begin Materials provided

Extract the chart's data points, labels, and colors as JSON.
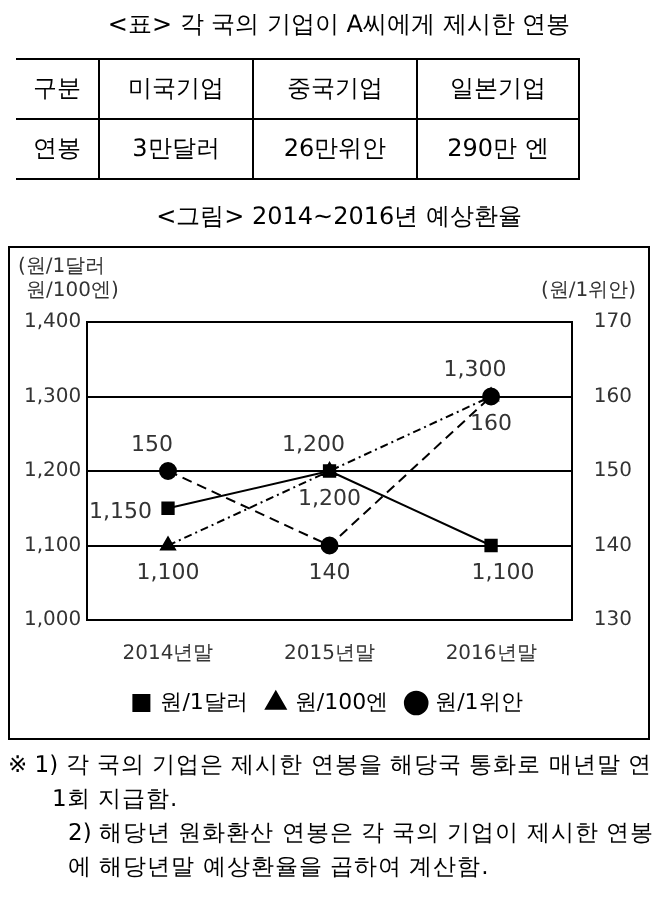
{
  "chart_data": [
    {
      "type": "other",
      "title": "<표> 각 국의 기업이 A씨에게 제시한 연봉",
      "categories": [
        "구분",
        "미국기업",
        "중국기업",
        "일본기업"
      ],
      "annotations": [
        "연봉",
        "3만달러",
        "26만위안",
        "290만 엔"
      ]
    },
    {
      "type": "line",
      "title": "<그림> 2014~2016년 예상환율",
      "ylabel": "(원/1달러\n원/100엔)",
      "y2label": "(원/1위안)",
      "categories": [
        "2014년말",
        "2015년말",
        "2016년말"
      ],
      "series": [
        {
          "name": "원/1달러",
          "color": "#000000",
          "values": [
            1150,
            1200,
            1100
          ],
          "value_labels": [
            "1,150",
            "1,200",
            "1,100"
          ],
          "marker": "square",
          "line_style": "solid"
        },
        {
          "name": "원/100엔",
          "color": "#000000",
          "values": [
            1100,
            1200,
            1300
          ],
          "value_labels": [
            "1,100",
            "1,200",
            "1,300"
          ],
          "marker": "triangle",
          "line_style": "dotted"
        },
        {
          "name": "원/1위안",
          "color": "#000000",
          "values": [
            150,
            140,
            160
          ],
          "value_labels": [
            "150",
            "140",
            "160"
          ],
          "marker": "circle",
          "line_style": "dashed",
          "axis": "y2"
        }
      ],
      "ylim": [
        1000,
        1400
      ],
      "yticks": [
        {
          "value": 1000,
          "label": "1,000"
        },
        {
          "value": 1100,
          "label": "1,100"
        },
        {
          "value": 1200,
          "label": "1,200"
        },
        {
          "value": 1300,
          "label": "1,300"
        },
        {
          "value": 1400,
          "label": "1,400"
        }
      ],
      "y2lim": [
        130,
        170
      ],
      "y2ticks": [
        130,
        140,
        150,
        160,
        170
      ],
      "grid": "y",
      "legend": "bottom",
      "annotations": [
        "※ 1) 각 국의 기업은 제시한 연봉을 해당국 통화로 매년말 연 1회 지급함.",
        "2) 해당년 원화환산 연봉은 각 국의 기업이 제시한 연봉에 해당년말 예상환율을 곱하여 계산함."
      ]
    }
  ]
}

end Materials provided

Short problem
Transcribe the material exactly, and leave out whatever pictures it holds.

Result below
Extract the chart's data points, labels, and colors as JSON.
{
  "chart_data": [
    {
      "type": "other",
      "title": "<표> 각 국의 기업이 A씨에게 제시한 연봉",
      "categories": [
        "구분",
        "미국기업",
        "중국기업",
        "일본기업"
      ],
      "annotations": [
        "연봉",
        "3만달러",
        "26만위안",
        "290만 엔"
      ]
    },
    {
      "type": "line",
      "title": "<그림> 2014~2016년 예상환율",
      "ylabel": "(원/1달러\n원/100엔)",
      "y2label": "(원/1위안)",
      "categories": [
        "2014년말",
        "2015년말",
        "2016년말"
      ],
      "series": [
        {
          "name": "원/1달러",
          "color": "#000000",
          "values": [
            1150,
            1200,
            1100
          ],
          "value_labels": [
            "1,150",
            "1,200",
            "1,100"
          ],
          "marker": "square",
          "line_style": "solid"
        },
        {
          "name": "원/100엔",
          "color": "#000000",
          "values": [
            1100,
            1200,
            1300
          ],
          "value_labels": [
            "1,100",
            "1,200",
            "1,300"
          ],
          "marker": "triangle",
          "line_style": "dotted"
        },
        {
          "name": "원/1위안",
          "color": "#000000",
          "values": [
            150,
            140,
            160
          ],
          "value_labels": [
            "150",
            "140",
            "160"
          ],
          "marker": "circle",
          "line_style": "dashed",
          "axis": "y2"
        }
      ],
      "ylim": [
        1000,
        1400
      ],
      "yticks": [
        {
          "value": 1000,
          "label": "1,000"
        },
        {
          "value": 1100,
          "label": "1,100"
        },
        {
          "value": 1200,
          "label": "1,200"
        },
        {
          "value": 1300,
          "label": "1,300"
        },
        {
          "value": 1400,
          "label": "1,400"
        }
      ],
      "y2lim": [
        130,
        170
      ],
      "y2ticks": [
        130,
        140,
        150,
        160,
        170
      ],
      "grid": "y",
      "legend": "bottom",
      "annotations": [
        "※ 1) 각 국의 기업은 제시한 연봉을 해당국 통화로 매년말 연 1회 지급함.",
        "2) 해당년 원화환산 연봉은 각 국의 기업이 제시한 연봉에 해당년말 예상환율을 곱하여 계산함."
      ]
    }
  ]
}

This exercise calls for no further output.